> _Request_:
The entries below are to be written out again without alteration.

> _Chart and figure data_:

══════════════════════════════

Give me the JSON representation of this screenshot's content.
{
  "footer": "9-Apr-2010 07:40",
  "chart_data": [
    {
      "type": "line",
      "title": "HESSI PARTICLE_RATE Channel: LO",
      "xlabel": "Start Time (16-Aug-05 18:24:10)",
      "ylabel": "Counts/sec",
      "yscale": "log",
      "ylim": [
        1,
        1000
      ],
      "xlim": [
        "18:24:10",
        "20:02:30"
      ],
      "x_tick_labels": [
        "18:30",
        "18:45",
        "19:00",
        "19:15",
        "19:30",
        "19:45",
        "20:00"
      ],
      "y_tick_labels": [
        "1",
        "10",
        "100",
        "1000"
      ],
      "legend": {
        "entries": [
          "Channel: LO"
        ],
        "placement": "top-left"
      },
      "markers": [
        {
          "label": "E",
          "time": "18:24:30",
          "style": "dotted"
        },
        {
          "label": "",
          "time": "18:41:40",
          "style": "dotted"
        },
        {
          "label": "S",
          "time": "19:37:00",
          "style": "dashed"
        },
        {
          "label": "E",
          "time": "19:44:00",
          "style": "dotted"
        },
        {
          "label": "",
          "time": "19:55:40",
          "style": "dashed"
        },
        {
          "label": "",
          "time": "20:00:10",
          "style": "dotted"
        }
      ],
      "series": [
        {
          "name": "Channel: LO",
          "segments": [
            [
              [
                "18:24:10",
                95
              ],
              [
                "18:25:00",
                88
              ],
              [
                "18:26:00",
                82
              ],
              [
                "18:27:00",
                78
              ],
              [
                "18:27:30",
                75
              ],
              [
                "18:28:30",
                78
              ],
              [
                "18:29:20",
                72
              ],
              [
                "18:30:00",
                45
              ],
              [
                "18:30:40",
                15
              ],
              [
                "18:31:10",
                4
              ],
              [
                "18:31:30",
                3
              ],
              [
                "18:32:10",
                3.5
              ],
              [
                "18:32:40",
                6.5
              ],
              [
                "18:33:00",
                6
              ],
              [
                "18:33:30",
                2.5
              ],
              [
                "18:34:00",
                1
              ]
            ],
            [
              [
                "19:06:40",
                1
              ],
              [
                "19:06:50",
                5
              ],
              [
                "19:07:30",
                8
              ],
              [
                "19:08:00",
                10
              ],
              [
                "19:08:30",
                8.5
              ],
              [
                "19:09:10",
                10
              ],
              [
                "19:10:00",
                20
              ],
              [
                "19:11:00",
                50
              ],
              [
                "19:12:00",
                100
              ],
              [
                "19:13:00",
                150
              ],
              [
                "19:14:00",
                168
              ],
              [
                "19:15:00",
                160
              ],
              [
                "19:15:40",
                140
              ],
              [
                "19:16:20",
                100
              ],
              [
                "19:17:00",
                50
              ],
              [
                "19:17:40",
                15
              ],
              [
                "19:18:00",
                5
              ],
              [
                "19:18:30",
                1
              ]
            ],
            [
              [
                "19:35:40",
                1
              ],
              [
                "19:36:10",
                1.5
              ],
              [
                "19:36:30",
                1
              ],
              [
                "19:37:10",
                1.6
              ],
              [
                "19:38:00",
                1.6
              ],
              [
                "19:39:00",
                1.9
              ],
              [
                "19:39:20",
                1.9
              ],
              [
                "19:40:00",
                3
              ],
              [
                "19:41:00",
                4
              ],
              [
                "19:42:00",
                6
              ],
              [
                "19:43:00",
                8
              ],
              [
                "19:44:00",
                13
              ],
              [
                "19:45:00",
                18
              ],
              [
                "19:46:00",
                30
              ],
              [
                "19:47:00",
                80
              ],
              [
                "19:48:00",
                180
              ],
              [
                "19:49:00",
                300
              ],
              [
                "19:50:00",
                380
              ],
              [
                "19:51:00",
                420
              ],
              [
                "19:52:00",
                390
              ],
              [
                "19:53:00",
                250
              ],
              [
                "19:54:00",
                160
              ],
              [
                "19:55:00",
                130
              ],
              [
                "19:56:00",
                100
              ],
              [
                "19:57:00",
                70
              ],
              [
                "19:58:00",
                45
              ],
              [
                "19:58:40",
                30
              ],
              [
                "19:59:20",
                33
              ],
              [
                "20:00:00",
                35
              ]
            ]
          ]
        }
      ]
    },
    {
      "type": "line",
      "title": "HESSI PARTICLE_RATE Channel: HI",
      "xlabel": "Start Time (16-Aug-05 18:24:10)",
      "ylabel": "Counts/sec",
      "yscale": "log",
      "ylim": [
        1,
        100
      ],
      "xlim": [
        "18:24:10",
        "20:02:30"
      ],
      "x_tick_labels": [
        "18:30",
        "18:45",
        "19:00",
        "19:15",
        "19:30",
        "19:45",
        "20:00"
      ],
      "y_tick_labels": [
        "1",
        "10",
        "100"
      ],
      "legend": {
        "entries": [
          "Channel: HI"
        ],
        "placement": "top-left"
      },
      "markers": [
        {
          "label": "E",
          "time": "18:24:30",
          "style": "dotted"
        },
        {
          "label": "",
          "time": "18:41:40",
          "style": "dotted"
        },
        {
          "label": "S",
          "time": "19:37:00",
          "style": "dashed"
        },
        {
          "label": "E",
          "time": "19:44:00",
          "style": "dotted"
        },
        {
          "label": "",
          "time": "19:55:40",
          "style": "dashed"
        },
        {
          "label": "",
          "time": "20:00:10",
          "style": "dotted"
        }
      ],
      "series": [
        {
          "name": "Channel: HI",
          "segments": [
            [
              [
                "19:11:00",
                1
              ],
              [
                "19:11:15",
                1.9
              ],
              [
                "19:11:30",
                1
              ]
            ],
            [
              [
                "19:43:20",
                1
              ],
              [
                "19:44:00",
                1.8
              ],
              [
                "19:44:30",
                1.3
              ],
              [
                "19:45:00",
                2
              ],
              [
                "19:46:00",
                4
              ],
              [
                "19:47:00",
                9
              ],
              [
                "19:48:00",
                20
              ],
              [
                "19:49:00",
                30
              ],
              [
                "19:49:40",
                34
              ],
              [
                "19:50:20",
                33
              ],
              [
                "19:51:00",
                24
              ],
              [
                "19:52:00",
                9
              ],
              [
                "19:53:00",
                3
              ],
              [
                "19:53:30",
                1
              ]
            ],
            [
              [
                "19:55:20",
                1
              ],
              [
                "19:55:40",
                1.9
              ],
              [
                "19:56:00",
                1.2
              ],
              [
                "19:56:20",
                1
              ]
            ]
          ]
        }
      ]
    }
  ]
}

══════════════════════════════

> _Answer to the task_:
Give me the JSON representation of this screenshot's content.
{
  "footer": "9-Apr-2010 07:40",
  "chart_data": [
    {
      "type": "line",
      "title": "HESSI PARTICLE_RATE Channel: LO",
      "xlabel": "Start Time (16-Aug-05 18:24:10)",
      "ylabel": "Counts/sec",
      "yscale": "log",
      "ylim": [
        1,
        1000
      ],
      "xlim": [
        "18:24:10",
        "20:02:30"
      ],
      "x_tick_labels": [
        "18:30",
        "18:45",
        "19:00",
        "19:15",
        "19:30",
        "19:45",
        "20:00"
      ],
      "y_tick_labels": [
        "1",
        "10",
        "100",
        "1000"
      ],
      "legend": {
        "entries": [
          "Channel: LO"
        ],
        "placement": "top-left"
      },
      "markers": [
        {
          "label": "E",
          "time": "18:24:30",
          "style": "dotted"
        },
        {
          "label": "",
          "time": "18:41:40",
          "style": "dotted"
        },
        {
          "label": "S",
          "time": "19:37:00",
          "style": "dashed"
        },
        {
          "label": "E",
          "time": "19:44:00",
          "style": "dotted"
        },
        {
          "label": "",
          "time": "19:55:40",
          "style": "dashed"
        },
        {
          "label": "",
          "time": "20:00:10",
          "style": "dotted"
        }
      ],
      "series": [
        {
          "name": "Channel: LO",
          "segments": [
            [
              [
                "18:24:10",
                95
              ],
              [
                "18:25:00",
                88
              ],
              [
                "18:26:00",
                82
              ],
              [
                "18:27:00",
                78
              ],
              [
                "18:27:30",
                75
              ],
              [
                "18:28:30",
                78
              ],
              [
                "18:29:20",
                72
              ],
              [
                "18:30:00",
                45
              ],
              [
                "18:30:40",
                15
              ],
              [
                "18:31:10",
                4
              ],
              [
                "18:31:30",
                3
              ],
              [
                "18:32:10",
                3.5
              ],
              [
                "18:32:40",
                6.5
              ],
              [
                "18:33:00",
                6
              ],
              [
                "18:33:30",
                2.5
              ],
              [
                "18:34:00",
                1
              ]
            ],
            [
              [
                "19:06:40",
                1
              ],
              [
                "19:06:50",
                5
              ],
              [
                "19:07:30",
                8
              ],
              [
                "19:08:00",
                10
              ],
              [
                "19:08:30",
                8.5
              ],
              [
                "19:09:10",
                10
              ],
              [
                "19:10:00",
                20
              ],
              [
                "19:11:00",
                50
              ],
              [
                "19:12:00",
                100
              ],
              [
                "19:13:00",
                150
              ],
              [
                "19:14:00",
                168
              ],
              [
                "19:15:00",
                160
              ],
              [
                "19:15:40",
                140
              ],
              [
                "19:16:20",
                100
              ],
              [
                "19:17:00",
                50
              ],
              [
                "19:17:40",
                15
              ],
              [
                "19:18:00",
                5
              ],
              [
                "19:18:30",
                1
              ]
            ],
            [
              [
                "19:35:40",
                1
              ],
              [
                "19:36:10",
                1.5
              ],
              [
                "19:36:30",
                1
              ],
              [
                "19:37:10",
                1.6
              ],
              [
                "19:38:00",
                1.6
              ],
              [
                "19:39:00",
                1.9
              ],
              [
                "19:39:20",
                1.9
              ],
              [
                "19:40:00",
                3
              ],
              [
                "19:41:00",
                4
              ],
              [
                "19:42:00",
                6
              ],
              [
                "19:43:00",
                8
              ],
              [
                "19:44:00",
                13
              ],
              [
                "19:45:00",
                18
              ],
              [
                "19:46:00",
                30
              ],
              [
                "19:47:00",
                80
              ],
              [
                "19:48:00",
                180
              ],
              [
                "19:49:00",
                300
              ],
              [
                "19:50:00",
                380
              ],
              [
                "19:51:00",
                420
              ],
              [
                "19:52:00",
                390
              ],
              [
                "19:53:00",
                250
              ],
              [
                "19:54:00",
                160
              ],
              [
                "19:55:00",
                130
              ],
              [
                "19:56:00",
                100
              ],
              [
                "19:57:00",
                70
              ],
              [
                "19:58:00",
                45
              ],
              [
                "19:58:40",
                30
              ],
              [
                "19:59:20",
                33
              ],
              [
                "20:00:00",
                35
              ]
            ]
          ]
        }
      ]
    },
    {
      "type": "line",
      "title": "HESSI PARTICLE_RATE Channel: HI",
      "xlabel": "Start Time (16-Aug-05 18:24:10)",
      "ylabel": "Counts/sec",
      "yscale": "log",
      "ylim": [
        1,
        100
      ],
      "xlim": [
        "18:24:10",
        "20:02:30"
      ],
      "x_tick_labels": [
        "18:30",
        "18:45",
        "19:00",
        "19:15",
        "19:30",
        "19:45",
        "20:00"
      ],
      "y_tick_labels": [
        "1",
        "10",
        "100"
      ],
      "legend": {
        "entries": [
          "Channel: HI"
        ],
        "placement": "top-left"
      },
      "markers": [
        {
          "label": "E",
          "time": "18:24:30",
          "style": "dotted"
        },
        {
          "label": "",
          "time": "18:41:40",
          "style": "dotted"
        },
        {
          "label": "S",
          "time": "19:37:00",
          "style": "dashed"
        },
        {
          "label": "E",
          "time": "19:44:00",
          "style": "dotted"
        },
        {
          "label": "",
          "time": "19:55:40",
          "style": "dashed"
        },
        {
          "label": "",
          "time": "20:00:10",
          "style": "dotted"
        }
      ],
      "series": [
        {
          "name": "Channel: HI",
          "segments": [
            [
              [
                "19:11:00",
                1
              ],
              [
                "19:11:15",
                1.9
              ],
              [
                "19:11:30",
                1
              ]
            ],
            [
              [
                "19:43:20",
                1
              ],
              [
                "19:44:00",
                1.8
              ],
              [
                "19:44:30",
                1.3
              ],
              [
                "19:45:00",
                2
              ],
              [
                "19:46:00",
                4
              ],
              [
                "19:47:00",
                9
              ],
              [
                "19:48:00",
                20
              ],
              [
                "19:49:00",
                30
              ],
              [
                "19:49:40",
                34
              ],
              [
                "19:50:20",
                33
              ],
              [
                "19:51:00",
                24
              ],
              [
                "19:52:00",
                9
              ],
              [
                "19:53:00",
                3
              ],
              [
                "19:53:30",
                1
              ]
            ],
            [
              [
                "19:55:20",
                1
              ],
              [
                "19:55:40",
                1.9
              ],
              [
                "19:56:00",
                1.2
              ],
              [
                "19:56:20",
                1
              ]
            ]
          ]
        }
      ]
    }
  ]
}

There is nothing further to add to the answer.